Figure 2.

DOCK7 modulates the VZ progenitor pool size. (a–h) Analysis of proliferating S-phase (BrdU⁺) and mitotic (PH3⁺) cells. Mouse embryos were co-electroporated at E13.5 with plasmids expressing EGFP-NLS and non-targeting shRNA (scr#1), Dock7 targeting shRNA (Dock7#2) or Dock7#2 shRNA and FLAG-DOCK7 (rescue) (a–d), or control vector (vector) or FLAG-DOCK7 (DOCK7) (e–h), pulse-labeled with BrdU for 2 h at E15.5 (a,c,e,f), or unlabeled (b,d,g,h). Brain slices were co-immunostained with anti-EGFP and anti-BrdU (a,c,e,f) or anti-PH3 (b,d,g,h) antibodies. (a,b,e,g) Confocal images of the VZ (including SVZ in a,e). Arrowheads indicate transfected cells that are BrdU⁺ (a,e) or PH3⁺ (b,g). (c,d,f,h) Quantification of BrdU⁺ (c,f) or PH3⁺ (d,h) transfected cells in VZ. Data are mean ± s.e.m.; n = 921–1738 cells for each condition. ***P < 0.001; ns, not significant; one-way ANOVA (c,d) and Student’s t-test (f,h). (i–n) Analysis of cell cycle re-entry and exit. Mouse embryos were electroporated at E13.5 and pulse-labeled with BrdU at E15.5 for 24 h. Brain slices were co-immunostained for EGFP, BrdU and Ki67. (i,l) Confocal images of the VZ. Cycling Ki67⁺ BrdU⁺ EGFP-NLS⁺ cells and Ki67⁻ BrdU⁺ EGFP-NLS⁺ cells withdrawn from the cell cycle are indicated with arrowheads and arrows, respectively. (j,k,m,n) Quantification of transfected cells in VZ that continued cycling (BrdU⁺ Ki67⁺; j,m) and those that exited the cell cycle (BrdU⁺ Ki67⁻; k,n). Data are mean ± s.e.m.; n = 867–1292 cells for each condition.. ***P < 0.001; Student’s t-test. Scale bars, 20 µm. For details on quantifications, see supplemental data.

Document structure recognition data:

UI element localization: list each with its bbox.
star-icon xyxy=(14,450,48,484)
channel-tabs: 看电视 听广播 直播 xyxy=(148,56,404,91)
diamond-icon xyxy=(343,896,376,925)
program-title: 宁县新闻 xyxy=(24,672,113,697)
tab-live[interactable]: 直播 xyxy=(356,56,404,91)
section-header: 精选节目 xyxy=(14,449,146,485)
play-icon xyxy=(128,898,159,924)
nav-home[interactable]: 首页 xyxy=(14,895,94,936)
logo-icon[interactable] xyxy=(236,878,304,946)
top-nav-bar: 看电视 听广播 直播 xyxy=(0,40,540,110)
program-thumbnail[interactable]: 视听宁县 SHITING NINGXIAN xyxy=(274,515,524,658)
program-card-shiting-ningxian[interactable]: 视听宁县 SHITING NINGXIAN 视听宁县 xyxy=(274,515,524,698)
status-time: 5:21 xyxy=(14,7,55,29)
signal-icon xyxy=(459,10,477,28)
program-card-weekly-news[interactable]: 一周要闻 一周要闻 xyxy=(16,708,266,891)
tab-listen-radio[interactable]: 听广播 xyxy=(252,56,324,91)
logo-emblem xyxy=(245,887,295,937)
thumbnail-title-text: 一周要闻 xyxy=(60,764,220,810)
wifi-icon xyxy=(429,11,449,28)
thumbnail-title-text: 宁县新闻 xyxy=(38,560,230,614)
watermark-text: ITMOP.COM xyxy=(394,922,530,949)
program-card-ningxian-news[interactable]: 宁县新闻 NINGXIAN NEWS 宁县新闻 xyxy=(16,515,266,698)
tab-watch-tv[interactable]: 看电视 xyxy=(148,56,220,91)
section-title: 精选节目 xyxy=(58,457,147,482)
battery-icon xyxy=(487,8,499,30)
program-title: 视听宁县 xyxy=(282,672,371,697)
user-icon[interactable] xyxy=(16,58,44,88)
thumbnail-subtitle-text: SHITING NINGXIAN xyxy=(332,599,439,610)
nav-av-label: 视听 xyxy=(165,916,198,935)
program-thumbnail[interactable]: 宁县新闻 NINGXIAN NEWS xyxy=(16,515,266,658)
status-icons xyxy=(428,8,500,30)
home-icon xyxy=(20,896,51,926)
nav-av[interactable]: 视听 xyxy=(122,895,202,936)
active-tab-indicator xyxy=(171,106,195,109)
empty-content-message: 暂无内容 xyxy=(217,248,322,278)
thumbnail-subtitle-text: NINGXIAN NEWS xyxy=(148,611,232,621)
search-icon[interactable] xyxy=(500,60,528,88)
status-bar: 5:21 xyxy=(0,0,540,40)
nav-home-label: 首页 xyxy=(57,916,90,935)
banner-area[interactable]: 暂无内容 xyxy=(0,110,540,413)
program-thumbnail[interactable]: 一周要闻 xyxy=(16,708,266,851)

Required action: Reproduce the entire figure legend on DOCK7 and the VZ progenitor pool word for word. None of the rows are needed.

Task response:
Figure 2.

DOCK7 modulates the VZ progenitor pool size. (a–h) Analysis of proliferating S-phase (BrdU⁺) and mitotic (PH3⁺) cells. Mouse embryos were co-electroporated at E13.5 with plasmids expressing EGFP-NLS and non-targeting shRNA (scr#1), Dock7 targeting shRNA (Dock7#2) or Dock7#2 shRNA and FLAG-DOCK7 (rescue) (a–d), or control vector (vector) or FLAG-DOCK7 (DOCK7) (e–h), pulse-labeled with BrdU for 2 h at E15.5 (a,c,e,f), or unlabeled (b,d,g,h). Brain slices were co-immunostained with anti-EGFP and anti-BrdU (a,c,e,f) or anti-PH3 (b,d,g,h) antibodies. (a,b,e,g) Confocal images of the VZ (including SVZ in a,e). Arrowheads indicate transfected cells that are BrdU⁺ (a,e) or PH3⁺ (b,g). (c,d,f,h) Quantification of BrdU⁺ (c,f) or PH3⁺ (d,h) transfected cells in VZ. Data are mean ± s.e.m.; n = 921–1738 cells for each condition. ***P < 0.001; ns, not significant; one-way ANOVA (c,d) and Student’s t-test (f,h). (i–n) Analysis of cell cycle re-entry and exit. Mouse embryos were electroporated at E13.5 and pulse-labeled with BrdU at E15.5 for 24 h. Brain slices were co-immunostained for EGFP, BrdU and Ki67. (i,l) Confocal images of the VZ. Cycling Ki67⁺ BrdU⁺ EGFP-NLS⁺ cells and Ki67⁻ BrdU⁺ EGFP-NLS⁺ cells withdrawn from the cell cycle are indicated with arrowheads and arrows, respectively. (j,k,m,n) Quantification of transfected cells in VZ that continued cycling (BrdU⁺ Ki67⁺; j,m) and those that exited the cell cycle (BrdU⁺ Ki67⁻; k,n). Data are mean ± s.e.m.; n = 867–1292 cells for each condition.. ***P < 0.001; Student’s t-test. Scale bars, 20 µm. For details on quantifications, see supplemental data.